↓
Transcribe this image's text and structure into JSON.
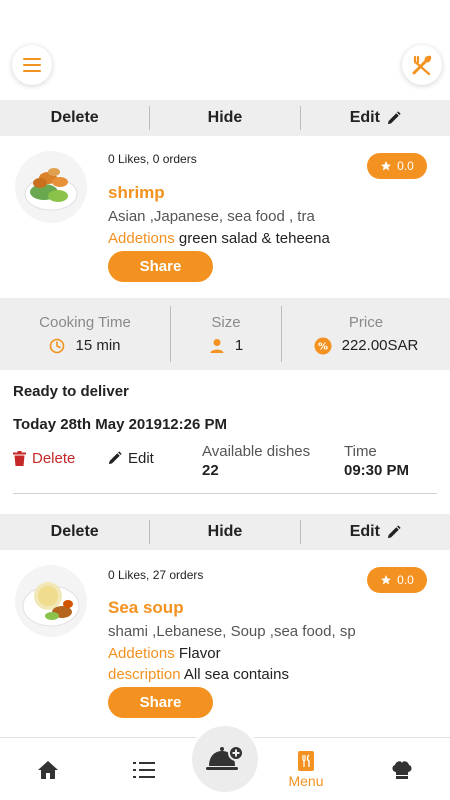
{
  "colors": {
    "accent": "#f39220",
    "danger": "#c62828",
    "bar_bg": "#eeeeee"
  },
  "header": {
    "menu_icon": "hamburger-icon",
    "right_icon": "utensils-icon"
  },
  "dishes": [
    {
      "actions": {
        "delete": "Delete",
        "hide": "Hide",
        "edit": "Edit"
      },
      "stats_line": "0 Likes, 0 orders",
      "rating": "0.0",
      "name": "shrimp",
      "cuisine": "Asian ,Japanese, sea food , tra",
      "additions_label": "Addetions",
      "additions_value": "green salad & teheena",
      "share": "Share"
    },
    {
      "actions": {
        "delete": "Delete",
        "hide": "Hide",
        "edit": "Edit"
      },
      "stats_line": "0 Likes, 27 orders",
      "rating": "0.0",
      "name": "Sea soup",
      "cuisine": "shami ,Lebanese, Soup ,sea food, sp",
      "additions_label": "Addetions",
      "additions_value": "Flavor",
      "description_label": "description",
      "description_value": "All sea contains",
      "share": "Share"
    }
  ],
  "stats": {
    "cooking_time_label": "Cooking Time",
    "cooking_time_value": "15 min",
    "size_label": "Size",
    "size_value": "1",
    "price_label": "Price",
    "price_value": "222.00SAR"
  },
  "order": {
    "status": "Ready to deliver",
    "date": "Today 28th May 201912:26 PM",
    "delete": "Delete",
    "edit": "Edit",
    "available_label": "Available dishes",
    "available_value": "22",
    "time_label": "Time",
    "time_value": "09:30 PM"
  },
  "nav": {
    "menu_label": "Menu"
  }
}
↑
> [REQUIRED TASK] Retype the whole listing exactly and leave the pictures out.

> [CORRECT RESULT]
Transcribe this image's text and structure into JSON.
{
  "colors": {
    "accent": "#f39220",
    "danger": "#c62828",
    "bar_bg": "#eeeeee"
  },
  "header": {
    "menu_icon": "hamburger-icon",
    "right_icon": "utensils-icon"
  },
  "dishes": [
    {
      "actions": {
        "delete": "Delete",
        "hide": "Hide",
        "edit": "Edit"
      },
      "stats_line": "0 Likes, 0 orders",
      "rating": "0.0",
      "name": "shrimp",
      "cuisine": "Asian ,Japanese, sea food , tra",
      "additions_label": "Addetions",
      "additions_value": "green salad & teheena",
      "share": "Share"
    },
    {
      "actions": {
        "delete": "Delete",
        "hide": "Hide",
        "edit": "Edit"
      },
      "stats_line": "0 Likes, 27 orders",
      "rating": "0.0",
      "name": "Sea soup",
      "cuisine": "shami ,Lebanese, Soup ,sea food, sp",
      "additions_label": "Addetions",
      "additions_value": "Flavor",
      "description_label": "description",
      "description_value": "All sea contains",
      "share": "Share"
    }
  ],
  "stats": {
    "cooking_time_label": "Cooking Time",
    "cooking_time_value": "15 min",
    "size_label": "Size",
    "size_value": "1",
    "price_label": "Price",
    "price_value": "222.00SAR"
  },
  "order": {
    "status": "Ready to deliver",
    "date": "Today 28th May 201912:26 PM",
    "delete": "Delete",
    "edit": "Edit",
    "available_label": "Available dishes",
    "available_value": "22",
    "time_label": "Time",
    "time_value": "09:30 PM"
  },
  "nav": {
    "menu_label": "Menu"
  }
}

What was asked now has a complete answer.